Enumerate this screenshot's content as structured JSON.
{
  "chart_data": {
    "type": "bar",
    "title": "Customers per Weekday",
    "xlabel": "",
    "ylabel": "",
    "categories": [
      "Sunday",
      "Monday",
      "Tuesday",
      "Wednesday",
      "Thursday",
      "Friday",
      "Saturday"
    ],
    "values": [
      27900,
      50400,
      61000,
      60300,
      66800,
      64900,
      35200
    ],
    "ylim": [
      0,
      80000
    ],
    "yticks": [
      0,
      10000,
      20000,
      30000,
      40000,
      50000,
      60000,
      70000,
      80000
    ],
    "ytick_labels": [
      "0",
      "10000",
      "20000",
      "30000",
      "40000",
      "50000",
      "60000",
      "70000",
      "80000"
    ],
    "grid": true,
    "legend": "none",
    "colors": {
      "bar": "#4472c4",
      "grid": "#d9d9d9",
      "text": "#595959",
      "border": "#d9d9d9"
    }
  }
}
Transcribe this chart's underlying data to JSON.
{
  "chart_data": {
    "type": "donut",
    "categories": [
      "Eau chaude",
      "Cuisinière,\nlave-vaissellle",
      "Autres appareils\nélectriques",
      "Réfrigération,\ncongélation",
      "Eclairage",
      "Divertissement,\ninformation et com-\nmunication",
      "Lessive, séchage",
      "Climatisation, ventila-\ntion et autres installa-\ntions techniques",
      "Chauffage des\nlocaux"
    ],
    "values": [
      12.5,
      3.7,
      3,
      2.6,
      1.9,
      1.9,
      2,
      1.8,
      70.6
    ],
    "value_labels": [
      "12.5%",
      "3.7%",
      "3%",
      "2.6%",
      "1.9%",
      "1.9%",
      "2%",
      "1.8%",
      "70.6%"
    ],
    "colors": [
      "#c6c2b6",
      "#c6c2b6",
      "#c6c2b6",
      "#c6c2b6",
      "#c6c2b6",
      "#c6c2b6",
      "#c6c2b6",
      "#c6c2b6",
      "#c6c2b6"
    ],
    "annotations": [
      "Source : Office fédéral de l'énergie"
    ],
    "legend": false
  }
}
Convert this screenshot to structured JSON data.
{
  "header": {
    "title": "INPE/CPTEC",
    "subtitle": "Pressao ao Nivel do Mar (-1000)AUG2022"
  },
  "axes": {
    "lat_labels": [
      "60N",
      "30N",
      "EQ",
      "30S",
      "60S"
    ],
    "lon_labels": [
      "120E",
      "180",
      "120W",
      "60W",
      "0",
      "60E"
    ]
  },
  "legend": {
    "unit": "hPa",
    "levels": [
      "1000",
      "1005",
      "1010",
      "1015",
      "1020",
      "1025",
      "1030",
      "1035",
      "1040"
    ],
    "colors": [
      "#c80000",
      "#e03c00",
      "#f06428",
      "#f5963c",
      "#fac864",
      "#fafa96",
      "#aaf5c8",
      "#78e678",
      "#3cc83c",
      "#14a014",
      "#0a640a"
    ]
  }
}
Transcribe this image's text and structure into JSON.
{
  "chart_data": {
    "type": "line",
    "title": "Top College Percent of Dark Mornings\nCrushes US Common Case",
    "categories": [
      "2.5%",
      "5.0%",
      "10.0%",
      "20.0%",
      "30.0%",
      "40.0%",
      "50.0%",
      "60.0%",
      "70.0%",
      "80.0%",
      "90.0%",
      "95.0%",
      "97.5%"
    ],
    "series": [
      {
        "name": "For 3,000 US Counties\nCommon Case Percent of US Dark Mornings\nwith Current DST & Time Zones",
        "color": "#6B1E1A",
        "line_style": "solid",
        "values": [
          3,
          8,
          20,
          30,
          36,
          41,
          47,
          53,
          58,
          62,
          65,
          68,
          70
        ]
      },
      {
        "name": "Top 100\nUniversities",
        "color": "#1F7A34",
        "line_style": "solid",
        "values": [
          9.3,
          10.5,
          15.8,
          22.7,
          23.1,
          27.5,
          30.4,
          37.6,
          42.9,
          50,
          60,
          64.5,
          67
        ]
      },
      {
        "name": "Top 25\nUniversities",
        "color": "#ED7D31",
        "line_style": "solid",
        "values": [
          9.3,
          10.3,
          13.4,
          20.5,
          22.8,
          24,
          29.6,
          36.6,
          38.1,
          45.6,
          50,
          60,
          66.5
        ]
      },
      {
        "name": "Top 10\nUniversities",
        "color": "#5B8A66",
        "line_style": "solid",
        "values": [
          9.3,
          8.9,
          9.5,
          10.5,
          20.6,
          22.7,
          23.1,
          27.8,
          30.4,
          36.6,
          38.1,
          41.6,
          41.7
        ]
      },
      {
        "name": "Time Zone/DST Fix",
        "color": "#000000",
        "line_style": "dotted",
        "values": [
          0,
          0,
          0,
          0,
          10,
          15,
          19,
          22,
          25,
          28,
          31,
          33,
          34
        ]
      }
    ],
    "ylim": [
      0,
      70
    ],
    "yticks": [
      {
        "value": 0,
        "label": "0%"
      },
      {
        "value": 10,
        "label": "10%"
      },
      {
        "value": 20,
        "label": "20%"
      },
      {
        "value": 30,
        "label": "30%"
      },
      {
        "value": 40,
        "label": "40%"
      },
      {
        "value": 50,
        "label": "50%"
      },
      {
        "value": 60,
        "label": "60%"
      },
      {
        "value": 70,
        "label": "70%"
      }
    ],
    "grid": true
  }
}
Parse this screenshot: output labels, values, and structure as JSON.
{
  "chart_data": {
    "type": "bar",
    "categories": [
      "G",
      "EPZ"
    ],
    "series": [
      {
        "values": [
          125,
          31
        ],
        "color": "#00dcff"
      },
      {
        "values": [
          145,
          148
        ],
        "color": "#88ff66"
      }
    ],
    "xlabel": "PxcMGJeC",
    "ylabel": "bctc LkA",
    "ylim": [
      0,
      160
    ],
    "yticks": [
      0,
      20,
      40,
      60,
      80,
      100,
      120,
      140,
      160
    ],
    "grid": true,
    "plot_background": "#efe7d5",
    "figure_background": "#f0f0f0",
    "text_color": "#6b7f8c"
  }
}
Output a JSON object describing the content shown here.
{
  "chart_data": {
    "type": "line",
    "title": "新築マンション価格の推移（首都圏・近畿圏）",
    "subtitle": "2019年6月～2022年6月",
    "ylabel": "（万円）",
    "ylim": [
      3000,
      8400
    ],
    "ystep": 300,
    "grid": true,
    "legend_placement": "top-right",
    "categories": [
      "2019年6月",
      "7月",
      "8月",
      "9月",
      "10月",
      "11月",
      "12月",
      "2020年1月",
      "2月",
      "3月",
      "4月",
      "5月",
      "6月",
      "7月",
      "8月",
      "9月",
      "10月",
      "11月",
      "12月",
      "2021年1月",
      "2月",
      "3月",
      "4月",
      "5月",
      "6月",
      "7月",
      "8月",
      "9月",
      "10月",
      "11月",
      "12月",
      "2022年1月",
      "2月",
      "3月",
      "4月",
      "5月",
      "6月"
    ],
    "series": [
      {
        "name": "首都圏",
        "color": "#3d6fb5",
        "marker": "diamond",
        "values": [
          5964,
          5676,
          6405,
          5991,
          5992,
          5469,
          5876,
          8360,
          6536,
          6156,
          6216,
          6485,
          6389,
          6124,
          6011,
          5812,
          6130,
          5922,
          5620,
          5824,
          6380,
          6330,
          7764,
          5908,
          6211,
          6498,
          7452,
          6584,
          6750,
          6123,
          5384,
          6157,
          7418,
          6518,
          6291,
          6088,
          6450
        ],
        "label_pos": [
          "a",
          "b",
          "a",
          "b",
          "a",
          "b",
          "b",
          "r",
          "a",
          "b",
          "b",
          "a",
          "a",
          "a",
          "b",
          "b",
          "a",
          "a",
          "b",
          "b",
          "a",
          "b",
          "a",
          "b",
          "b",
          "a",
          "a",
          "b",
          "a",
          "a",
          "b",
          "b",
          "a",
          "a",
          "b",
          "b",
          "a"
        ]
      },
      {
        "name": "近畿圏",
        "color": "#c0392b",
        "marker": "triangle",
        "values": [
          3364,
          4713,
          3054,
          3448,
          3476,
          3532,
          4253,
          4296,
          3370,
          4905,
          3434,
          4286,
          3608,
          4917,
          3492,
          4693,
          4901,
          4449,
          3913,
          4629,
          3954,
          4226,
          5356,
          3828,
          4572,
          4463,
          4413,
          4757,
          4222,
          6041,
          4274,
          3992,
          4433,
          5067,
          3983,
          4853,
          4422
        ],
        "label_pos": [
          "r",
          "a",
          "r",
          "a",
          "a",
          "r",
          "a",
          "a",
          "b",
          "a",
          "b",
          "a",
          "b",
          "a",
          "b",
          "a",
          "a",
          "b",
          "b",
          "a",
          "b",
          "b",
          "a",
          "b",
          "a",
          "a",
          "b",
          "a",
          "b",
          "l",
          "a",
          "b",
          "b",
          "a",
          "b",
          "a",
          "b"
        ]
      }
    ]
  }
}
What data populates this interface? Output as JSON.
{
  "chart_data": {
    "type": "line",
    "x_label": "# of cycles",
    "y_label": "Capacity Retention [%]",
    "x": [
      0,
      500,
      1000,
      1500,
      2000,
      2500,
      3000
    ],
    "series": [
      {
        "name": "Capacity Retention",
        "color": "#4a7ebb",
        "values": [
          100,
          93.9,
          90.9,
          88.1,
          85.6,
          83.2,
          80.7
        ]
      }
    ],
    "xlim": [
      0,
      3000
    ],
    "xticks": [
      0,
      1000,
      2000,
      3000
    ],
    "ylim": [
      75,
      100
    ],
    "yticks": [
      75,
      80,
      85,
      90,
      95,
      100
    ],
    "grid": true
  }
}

→ **Goal of the exercise**
Of all the lines in the listing above, how many contain the word "screenshot"? Answer with the number alone.

→ **Task result**
3